## Figure data in JSON
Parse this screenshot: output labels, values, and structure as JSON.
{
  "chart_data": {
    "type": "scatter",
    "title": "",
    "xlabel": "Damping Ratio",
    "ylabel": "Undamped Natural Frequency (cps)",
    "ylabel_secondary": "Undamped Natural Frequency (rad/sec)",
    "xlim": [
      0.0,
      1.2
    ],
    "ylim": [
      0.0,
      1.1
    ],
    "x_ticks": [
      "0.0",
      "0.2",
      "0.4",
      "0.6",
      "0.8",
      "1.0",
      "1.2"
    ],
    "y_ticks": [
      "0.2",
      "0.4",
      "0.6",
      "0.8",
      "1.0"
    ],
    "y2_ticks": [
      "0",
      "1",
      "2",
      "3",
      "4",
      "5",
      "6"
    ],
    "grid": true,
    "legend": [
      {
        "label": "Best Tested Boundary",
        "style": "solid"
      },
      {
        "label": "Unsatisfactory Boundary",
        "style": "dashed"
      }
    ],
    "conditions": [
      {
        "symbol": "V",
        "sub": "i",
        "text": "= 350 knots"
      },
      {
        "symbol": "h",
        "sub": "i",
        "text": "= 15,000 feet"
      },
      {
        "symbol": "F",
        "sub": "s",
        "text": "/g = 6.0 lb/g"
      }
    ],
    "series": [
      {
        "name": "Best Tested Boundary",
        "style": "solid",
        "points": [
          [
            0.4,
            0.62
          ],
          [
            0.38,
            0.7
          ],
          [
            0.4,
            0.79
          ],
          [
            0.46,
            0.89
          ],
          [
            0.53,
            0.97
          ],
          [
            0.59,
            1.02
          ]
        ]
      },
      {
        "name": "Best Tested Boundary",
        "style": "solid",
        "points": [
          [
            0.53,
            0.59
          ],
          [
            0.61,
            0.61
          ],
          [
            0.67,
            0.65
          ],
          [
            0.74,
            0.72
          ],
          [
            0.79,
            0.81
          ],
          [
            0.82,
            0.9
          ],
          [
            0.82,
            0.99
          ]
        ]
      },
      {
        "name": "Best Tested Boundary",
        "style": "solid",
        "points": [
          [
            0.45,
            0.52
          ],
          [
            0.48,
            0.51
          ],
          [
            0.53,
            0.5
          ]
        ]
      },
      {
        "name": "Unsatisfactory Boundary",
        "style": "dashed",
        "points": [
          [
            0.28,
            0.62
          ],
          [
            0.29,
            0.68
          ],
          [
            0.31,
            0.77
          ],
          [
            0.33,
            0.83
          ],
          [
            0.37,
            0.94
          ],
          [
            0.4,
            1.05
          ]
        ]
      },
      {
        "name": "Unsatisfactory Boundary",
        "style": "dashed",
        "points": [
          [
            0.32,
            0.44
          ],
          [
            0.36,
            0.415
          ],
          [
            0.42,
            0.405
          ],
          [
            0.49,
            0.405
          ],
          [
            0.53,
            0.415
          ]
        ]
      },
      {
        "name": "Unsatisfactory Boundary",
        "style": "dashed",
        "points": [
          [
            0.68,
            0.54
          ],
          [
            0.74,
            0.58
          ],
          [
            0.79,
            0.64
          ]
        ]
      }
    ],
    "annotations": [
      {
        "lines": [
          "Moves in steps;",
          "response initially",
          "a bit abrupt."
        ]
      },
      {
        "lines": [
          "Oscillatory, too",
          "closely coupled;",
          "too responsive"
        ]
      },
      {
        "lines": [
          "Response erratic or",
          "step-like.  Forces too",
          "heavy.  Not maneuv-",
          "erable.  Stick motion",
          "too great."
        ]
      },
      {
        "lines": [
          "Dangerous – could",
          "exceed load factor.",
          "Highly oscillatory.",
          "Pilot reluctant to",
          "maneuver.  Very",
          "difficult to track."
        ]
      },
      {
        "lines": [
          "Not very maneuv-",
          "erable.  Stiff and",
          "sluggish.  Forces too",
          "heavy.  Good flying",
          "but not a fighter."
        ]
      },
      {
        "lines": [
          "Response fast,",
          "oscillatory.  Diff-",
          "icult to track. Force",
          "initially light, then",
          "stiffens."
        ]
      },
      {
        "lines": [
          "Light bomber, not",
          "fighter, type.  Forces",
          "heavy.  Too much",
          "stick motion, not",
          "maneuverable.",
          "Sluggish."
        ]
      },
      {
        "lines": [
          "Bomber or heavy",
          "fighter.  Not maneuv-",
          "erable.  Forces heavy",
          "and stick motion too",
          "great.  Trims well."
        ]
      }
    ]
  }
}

## WHAT IS NEEDED
Extract each line from the listing above, please, and repeat it exactly.

## EXERCISE RESULT
Parse this screenshot: output labels, values, and structure as JSON.
{
  "chart_data": {
    "type": "scatter",
    "title": "",
    "xlabel": "Damping Ratio",
    "ylabel": "Undamped Natural Frequency (cps)",
    "ylabel_secondary": "Undamped Natural Frequency (rad/sec)",
    "xlim": [
      0.0,
      1.2
    ],
    "ylim": [
      0.0,
      1.1
    ],
    "x_ticks": [
      "0.0",
      "0.2",
      "0.4",
      "0.6",
      "0.8",
      "1.0",
      "1.2"
    ],
    "y_ticks": [
      "0.2",
      "0.4",
      "0.6",
      "0.8",
      "1.0"
    ],
    "y2_ticks": [
      "0",
      "1",
      "2",
      "3",
      "4",
      "5",
      "6"
    ],
    "grid": true,
    "legend": [
      {
        "label": "Best Tested Boundary",
        "style": "solid"
      },
      {
        "label": "Unsatisfactory Boundary",
        "style": "dashed"
      }
    ],
    "conditions": [
      {
        "symbol": "V",
        "sub": "i",
        "text": "= 350 knots"
      },
      {
        "symbol": "h",
        "sub": "i",
        "text": "= 15,000 feet"
      },
      {
        "symbol": "F",
        "sub": "s",
        "text": "/g = 6.0 lb/g"
      }
    ],
    "series": [
      {
        "name": "Best Tested Boundary",
        "style": "solid",
        "points": [
          [
            0.4,
            0.62
          ],
          [
            0.38,
            0.7
          ],
          [
            0.4,
            0.79
          ],
          [
            0.46,
            0.89
          ],
          [
            0.53,
            0.97
          ],
          [
            0.59,
            1.02
          ]
        ]
      },
      {
        "name": "Best Tested Boundary",
        "style": "solid",
        "points": [
          [
            0.53,
            0.59
          ],
          [
            0.61,
            0.61
          ],
          [
            0.67,
            0.65
          ],
          [
            0.74,
            0.72
          ],
          [
            0.79,
            0.81
          ],
          [
            0.82,
            0.9
          ],
          [
            0.82,
            0.99
          ]
        ]
      },
      {
        "name": "Best Tested Boundary",
        "style": "solid",
        "points": [
          [
            0.45,
            0.52
          ],
          [
            0.48,
            0.51
          ],
          [
            0.53,
            0.5
          ]
        ]
      },
      {
        "name": "Unsatisfactory Boundary",
        "style": "dashed",
        "points": [
          [
            0.28,
            0.62
          ],
          [
            0.29,
            0.68
          ],
          [
            0.31,
            0.77
          ],
          [
            0.33,
            0.83
          ],
          [
            0.37,
            0.94
          ],
          [
            0.4,
            1.05
          ]
        ]
      },
      {
        "name": "Unsatisfactory Boundary",
        "style": "dashed",
        "points": [
          [
            0.32,
            0.44
          ],
          [
            0.36,
            0.415
          ],
          [
            0.42,
            0.405
          ],
          [
            0.49,
            0.405
          ],
          [
            0.53,
            0.415
          ]
        ]
      },
      {
        "name": "Unsatisfactory Boundary",
        "style": "dashed",
        "points": [
          [
            0.68,
            0.54
          ],
          [
            0.74,
            0.58
          ],
          [
            0.79,
            0.64
          ]
        ]
      }
    ],
    "annotations": [
      {
        "lines": [
          "Moves in steps;",
          "response initially",
          "a bit abrupt."
        ]
      },
      {
        "lines": [
          "Oscillatory, too",
          "closely coupled;",
          "too responsive"
        ]
      },
      {
        "lines": [
          "Response erratic or",
          "step-like.  Forces too",
          "heavy.  Not maneuv-",
          "erable.  Stick motion",
          "too great."
        ]
      },
      {
        "lines": [
          "Dangerous – could",
          "exceed load factor.",
          "Highly oscillatory.",
          "Pilot reluctant to",
          "maneuver.  Very",
          "difficult to track."
        ]
      },
      {
        "lines": [
          "Not very maneuv-",
          "erable.  Stiff and",
          "sluggish.  Forces too",
          "heavy.  Good flying",
          "but not a fighter."
        ]
      },
      {
        "lines": [
          "Response fast,",
          "oscillatory.  Diff-",
          "icult to track. Force",
          "initially light, then",
          "stiffens."
        ]
      },
      {
        "lines": [
          "Light bomber, not",
          "fighter, type.  Forces",
          "heavy.  Too much",
          "stick motion, not",
          "maneuverable.",
          "Sluggish."
        ]
      },
      {
        "lines": [
          "Bomber or heavy",
          "fighter.  Not maneuv-",
          "erable.  Forces heavy",
          "and stick motion too",
          "great.  Trims well."
        ]
      }
    ]
  }
}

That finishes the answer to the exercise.